**INPUT MATERIAL**:
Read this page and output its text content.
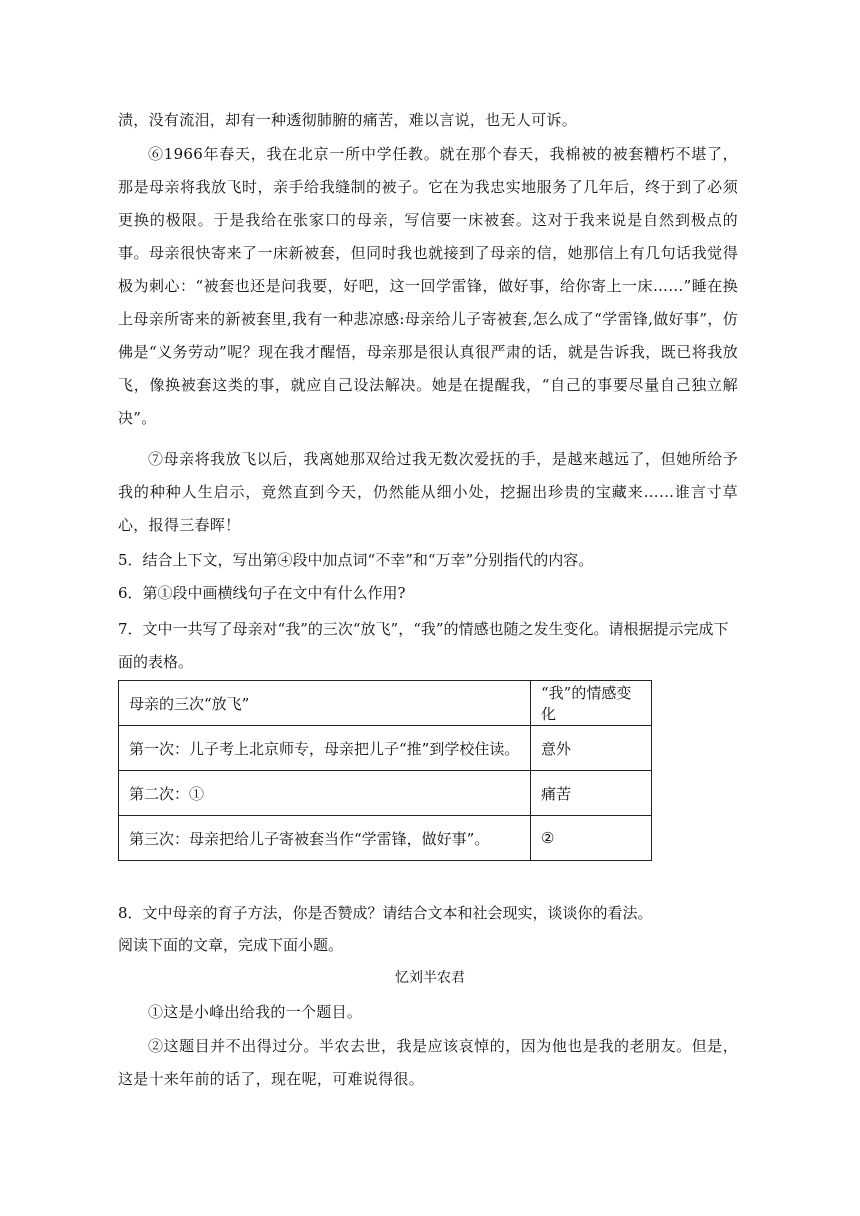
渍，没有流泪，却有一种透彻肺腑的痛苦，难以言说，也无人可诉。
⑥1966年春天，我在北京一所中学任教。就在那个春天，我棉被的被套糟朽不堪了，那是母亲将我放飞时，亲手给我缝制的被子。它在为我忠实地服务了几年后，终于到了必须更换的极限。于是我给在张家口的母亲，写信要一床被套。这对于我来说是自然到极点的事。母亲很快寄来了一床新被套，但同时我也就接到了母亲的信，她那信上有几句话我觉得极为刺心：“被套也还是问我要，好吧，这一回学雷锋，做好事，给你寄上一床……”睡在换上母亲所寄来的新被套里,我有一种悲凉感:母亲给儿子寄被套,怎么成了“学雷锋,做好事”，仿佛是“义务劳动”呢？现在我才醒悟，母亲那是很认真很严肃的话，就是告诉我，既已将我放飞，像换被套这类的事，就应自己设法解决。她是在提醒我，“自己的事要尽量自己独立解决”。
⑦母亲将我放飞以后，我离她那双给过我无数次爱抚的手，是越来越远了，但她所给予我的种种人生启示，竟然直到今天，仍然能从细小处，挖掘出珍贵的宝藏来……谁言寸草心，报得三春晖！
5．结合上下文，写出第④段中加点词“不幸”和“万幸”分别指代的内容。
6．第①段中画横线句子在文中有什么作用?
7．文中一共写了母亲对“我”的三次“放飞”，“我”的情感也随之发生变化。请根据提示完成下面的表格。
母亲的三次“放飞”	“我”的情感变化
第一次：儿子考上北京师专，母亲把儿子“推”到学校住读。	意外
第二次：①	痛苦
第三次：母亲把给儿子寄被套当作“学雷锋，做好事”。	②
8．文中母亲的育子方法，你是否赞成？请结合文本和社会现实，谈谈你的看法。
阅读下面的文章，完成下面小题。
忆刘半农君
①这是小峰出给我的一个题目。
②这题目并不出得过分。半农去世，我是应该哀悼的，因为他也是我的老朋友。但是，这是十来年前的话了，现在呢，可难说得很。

**WHAT IS EXPECTED**:
Output the records above exactly; leave out the pictures.

**RESULT OF THIS EXERCISE**:
Read this page and output its text content.
渍，没有流泪，却有一种透彻肺腑的痛苦，难以言说，也无人可诉。
⑥1966年春天，我在北京一所中学任教。就在那个春天，我棉被的被套糟朽不堪了，那是母亲将我放飞时，亲手给我缝制的被子。它在为我忠实地服务了几年后，终于到了必须更换的极限。于是我给在张家口的母亲，写信要一床被套。这对于我来说是自然到极点的事。母亲很快寄来了一床新被套，但同时我也就接到了母亲的信，她那信上有几句话我觉得极为刺心：“被套也还是问我要，好吧，这一回学雷锋，做好事，给你寄上一床……”睡在换上母亲所寄来的新被套里,我有一种悲凉感:母亲给儿子寄被套,怎么成了“学雷锋,做好事”，仿佛是“义务劳动”呢？现在我才醒悟，母亲那是很认真很严肃的话，就是告诉我，既已将我放飞，像换被套这类的事，就应自己设法解决。她是在提醒我，“自己的事要尽量自己独立解决”。
⑦母亲将我放飞以后，我离她那双给过我无数次爱抚的手，是越来越远了，但她所给予我的种种人生启示，竟然直到今天，仍然能从细小处，挖掘出珍贵的宝藏来……谁言寸草心，报得三春晖！
5．结合上下文，写出第④段中加点词“不幸”和“万幸”分别指代的内容。
6．第①段中画横线句子在文中有什么作用?
7．文中一共写了母亲对“我”的三次“放飞”，“我”的情感也随之发生变化。请根据提示完成下面的表格。
母亲的三次“放飞”	“我”的情感变化
第一次：儿子考上北京师专，母亲把儿子“推”到学校住读。	意外
第二次：①	痛苦
第三次：母亲把给儿子寄被套当作“学雷锋，做好事”。	②
8．文中母亲的育子方法，你是否赞成？请结合文本和社会现实，谈谈你的看法。
阅读下面的文章，完成下面小题。
忆刘半农君
①这是小峰出给我的一个题目。
②这题目并不出得过分。半农去世，我是应该哀悼的，因为他也是我的老朋友。但是，这是十来年前的话了，现在呢，可难说得很。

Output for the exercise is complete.